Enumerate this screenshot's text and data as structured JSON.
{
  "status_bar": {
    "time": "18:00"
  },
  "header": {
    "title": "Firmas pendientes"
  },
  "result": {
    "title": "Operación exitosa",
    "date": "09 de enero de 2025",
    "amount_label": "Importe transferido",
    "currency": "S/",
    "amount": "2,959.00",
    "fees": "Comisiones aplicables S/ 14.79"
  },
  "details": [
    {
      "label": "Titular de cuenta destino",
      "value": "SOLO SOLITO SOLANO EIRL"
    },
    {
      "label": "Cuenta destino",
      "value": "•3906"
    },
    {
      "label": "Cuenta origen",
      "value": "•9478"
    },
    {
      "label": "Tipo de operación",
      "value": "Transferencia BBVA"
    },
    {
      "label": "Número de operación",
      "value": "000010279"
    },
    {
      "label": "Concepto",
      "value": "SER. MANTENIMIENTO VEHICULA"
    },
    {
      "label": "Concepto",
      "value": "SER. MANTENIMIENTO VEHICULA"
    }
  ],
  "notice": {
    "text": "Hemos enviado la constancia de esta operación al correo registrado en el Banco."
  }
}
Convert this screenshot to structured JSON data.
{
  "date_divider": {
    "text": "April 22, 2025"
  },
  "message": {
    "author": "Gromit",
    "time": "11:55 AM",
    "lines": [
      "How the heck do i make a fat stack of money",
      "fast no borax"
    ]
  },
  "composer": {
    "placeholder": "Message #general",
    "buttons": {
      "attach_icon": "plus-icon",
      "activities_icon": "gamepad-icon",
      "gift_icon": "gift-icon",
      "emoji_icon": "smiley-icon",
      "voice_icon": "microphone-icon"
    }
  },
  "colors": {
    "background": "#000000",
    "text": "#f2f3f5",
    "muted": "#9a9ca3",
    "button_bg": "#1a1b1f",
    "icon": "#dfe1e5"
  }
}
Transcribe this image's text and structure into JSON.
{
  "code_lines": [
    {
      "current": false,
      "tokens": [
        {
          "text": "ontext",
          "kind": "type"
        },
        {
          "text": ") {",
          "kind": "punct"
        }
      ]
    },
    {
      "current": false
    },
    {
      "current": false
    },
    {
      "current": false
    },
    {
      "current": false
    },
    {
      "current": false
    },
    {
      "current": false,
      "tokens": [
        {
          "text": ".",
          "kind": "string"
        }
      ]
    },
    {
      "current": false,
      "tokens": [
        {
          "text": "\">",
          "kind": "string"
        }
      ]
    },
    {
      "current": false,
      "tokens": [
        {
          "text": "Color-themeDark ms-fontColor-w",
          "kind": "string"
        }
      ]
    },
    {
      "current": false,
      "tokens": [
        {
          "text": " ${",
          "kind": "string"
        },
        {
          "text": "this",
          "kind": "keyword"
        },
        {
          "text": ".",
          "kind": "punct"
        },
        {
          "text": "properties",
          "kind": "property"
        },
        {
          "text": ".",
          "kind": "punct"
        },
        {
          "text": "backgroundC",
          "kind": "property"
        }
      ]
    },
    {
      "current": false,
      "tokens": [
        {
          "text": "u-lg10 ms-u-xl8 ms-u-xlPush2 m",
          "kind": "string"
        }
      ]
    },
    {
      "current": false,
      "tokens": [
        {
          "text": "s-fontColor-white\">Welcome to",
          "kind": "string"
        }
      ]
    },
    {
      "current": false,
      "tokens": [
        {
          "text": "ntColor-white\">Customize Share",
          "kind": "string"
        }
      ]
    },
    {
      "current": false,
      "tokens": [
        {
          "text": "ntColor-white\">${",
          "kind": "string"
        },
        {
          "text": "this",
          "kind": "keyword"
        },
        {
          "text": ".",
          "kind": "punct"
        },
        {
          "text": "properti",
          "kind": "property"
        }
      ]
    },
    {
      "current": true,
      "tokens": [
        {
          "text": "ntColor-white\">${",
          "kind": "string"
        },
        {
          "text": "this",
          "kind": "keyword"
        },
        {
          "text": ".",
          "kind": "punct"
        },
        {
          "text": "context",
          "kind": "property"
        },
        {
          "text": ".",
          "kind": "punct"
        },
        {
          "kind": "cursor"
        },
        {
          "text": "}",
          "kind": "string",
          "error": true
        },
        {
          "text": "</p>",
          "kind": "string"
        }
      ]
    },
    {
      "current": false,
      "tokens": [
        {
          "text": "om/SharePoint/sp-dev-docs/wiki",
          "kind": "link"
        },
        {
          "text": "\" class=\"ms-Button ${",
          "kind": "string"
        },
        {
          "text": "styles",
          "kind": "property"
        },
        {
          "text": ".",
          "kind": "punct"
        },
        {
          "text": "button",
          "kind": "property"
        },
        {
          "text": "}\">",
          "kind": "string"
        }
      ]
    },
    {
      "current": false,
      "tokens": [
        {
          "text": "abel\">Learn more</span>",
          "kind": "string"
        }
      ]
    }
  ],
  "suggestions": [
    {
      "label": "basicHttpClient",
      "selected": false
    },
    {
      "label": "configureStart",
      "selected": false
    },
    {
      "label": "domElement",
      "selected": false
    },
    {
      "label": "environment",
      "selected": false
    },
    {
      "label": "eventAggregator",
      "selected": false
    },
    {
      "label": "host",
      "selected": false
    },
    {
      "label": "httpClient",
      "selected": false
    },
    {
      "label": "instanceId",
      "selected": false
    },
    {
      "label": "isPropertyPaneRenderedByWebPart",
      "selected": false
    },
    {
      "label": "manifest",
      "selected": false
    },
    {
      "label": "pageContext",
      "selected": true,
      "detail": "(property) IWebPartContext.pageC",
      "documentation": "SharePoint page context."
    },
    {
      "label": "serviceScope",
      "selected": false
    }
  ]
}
--------------------------------------------------
Goal of the exercise: Each line of the listing should be copied exactly.

Task response:
Enumerate this screenshot's text and data as structured JSON.
{
  "status_bar": {
    "time": "18:00"
  },
  "header": {
    "title": "Firmas pendientes"
  },
  "result": {
    "title": "Operación exitosa",
    "date": "09 de enero de 2025",
    "amount_label": "Importe transferido",
    "currency": "S/",
    "amount": "2,959.00",
    "fees": "Comisiones aplicables S/ 14.79"
  },
  "details": [
    {
      "label": "Titular de cuenta destino",
      "value": "SOLO SOLITO SOLANO EIRL"
    },
    {
      "label": "Cuenta destino",
      "value": "•3906"
    },
    {
      "label": "Cuenta origen",
      "value": "•9478"
    },
    {
      "label": "Tipo de operación",
      "value": "Transferencia BBVA"
    },
    {
      "label": "Número de operación",
      "value": "000010279"
    },
    {
      "label": "Concepto",
      "value": "SER. MANTENIMIENTO VEHICULA"
    },
    {
      "label": "Concepto",
      "value": "SER. MANTENIMIENTO VEHICULA"
    }
  ],
  "notice": {
    "text": "Hemos enviado la constancia de esta operación al correo registrado en el Banco."
  }
}
Convert this screenshot to structured JSON data.
{
  "date_divider": {
    "text": "April 22, 2025"
  },
  "message": {
    "author": "Gromit",
    "time": "11:55 AM",
    "lines": [
      "How the heck do i make a fat stack of money",
      "fast no borax"
    ]
  },
  "composer": {
    "placeholder": "Message #general",
    "buttons": {
      "attach_icon": "plus-icon",
      "activities_icon": "gamepad-icon",
      "gift_icon": "gift-icon",
      "emoji_icon": "smiley-icon",
      "voice_icon": "microphone-icon"
    }
  },
  "colors": {
    "background": "#000000",
    "text": "#f2f3f5",
    "muted": "#9a9ca3",
    "button_bg": "#1a1b1f",
    "icon": "#dfe1e5"
  }
}
Transcribe this image's text and structure into JSON.
{
  "code_lines": [
    {
      "current": false,
      "tokens": [
        {
          "text": "ontext",
          "kind": "type"
        },
        {
          "text": ") {",
          "kind": "punct"
        }
      ]
    },
    {
      "current": false
    },
    {
      "current": false
    },
    {
      "current": false
    },
    {
      "current": false
    },
    {
      "current": false
    },
    {
      "current": false,
      "tokens": [
        {
          "text": ".",
          "kind": "string"
        }
      ]
    },
    {
      "current": false,
      "tokens": [
        {
          "text": "\">",
          "kind": "string"
        }
      ]
    },
    {
      "current": false,
      "tokens": [
        {
          "text": "Color-themeDark ms-fontColor-w",
          "kind": "string"
        }
      ]
    },
    {
      "current": false,
      "tokens": [
        {
          "text": " ${",
          "kind": "string"
        },
        {
          "text": "this",
          "kind": "keyword"
        },
        {
          "text": ".",
          "kind": "punct"
        },
        {
          "text": "properties",
          "kind": "property"
        },
        {
          "text": ".",
          "kind": "punct"
        },
        {
          "text": "backgroundC",
          "kind": "property"
        }
      ]
    },
    {
      "current": false,
      "tokens": [
        {
          "text": "u-lg10 ms-u-xl8 ms-u-xlPush2 m",
          "kind": "string"
        }
      ]
    },
    {
      "current": false,
      "tokens": [
        {
          "text": "s-fontColor-white\">Welcome to",
          "kind": "string"
        }
      ]
    },
    {
      "current": false,
      "tokens": [
        {
          "text": "ntColor-white\">Customize Share",
          "kind": "string"
        }
      ]
    },
    {
      "current": false,
      "tokens": [
        {
          "text": "ntColor-white\">${",
          "kind": "string"
        },
        {
          "text": "this",
          "kind": "keyword"
        },
        {
          "text": ".",
          "kind": "punct"
        },
        {
          "text": "properti",
          "kind": "property"
        }
      ]
    },
    {
      "current": true,
      "tokens": [
        {
          "text": "ntColor-white\">${",
          "kind": "string"
        },
        {
          "text": "this",
          "kind": "keyword"
        },
        {
          "text": ".",
          "kind": "punct"
        },
        {
          "text": "context",
          "kind": "property"
        },
        {
          "text": ".",
          "kind": "punct"
        },
        {
          "kind": "cursor"
        },
        {
          "text": "}",
          "kind": "string",
          "error": true
        },
        {
          "text": "</p>",
          "kind": "string"
        }
      ]
    },
    {
      "current": false,
      "tokens": [
        {
          "text": "om/SharePoint/sp-dev-docs/wiki",
          "kind": "link"
        },
        {
          "text": "\" class=\"ms-Button ${",
          "kind": "string"
        },
        {
          "text": "styles",
          "kind": "property"
        },
        {
          "text": ".",
          "kind": "punct"
        },
        {
          "text": "button",
          "kind": "property"
        },
        {
          "text": "}\">",
          "kind": "string"
        }
      ]
    },
    {
      "current": false,
      "tokens": [
        {
          "text": "abel\">Learn more</span>",
          "kind": "string"
        }
      ]
    }
  ],
  "suggestions": [
    {
      "label": "basicHttpClient",
      "selected": false
    },
    {
      "label": "configureStart",
      "selected": false
    },
    {
      "label": "domElement",
      "selected": false
    },
    {
      "label": "environment",
      "selected": false
    },
    {
      "label": "eventAggregator",
      "selected": false
    },
    {
      "label": "host",
      "selected": false
    },
    {
      "label": "httpClient",
      "selected": false
    },
    {
      "label": "instanceId",
      "selected": false
    },
    {
      "label": "isPropertyPaneRenderedByWebPart",
      "selected": false
    },
    {
      "label": "manifest",
      "selected": false
    },
    {
      "label": "pageContext",
      "selected": true,
      "detail": "(property) IWebPartContext.pageC",
      "documentation": "SharePoint page context."
    },
    {
      "label": "serviceScope",
      "selected": false
    }
  ]
}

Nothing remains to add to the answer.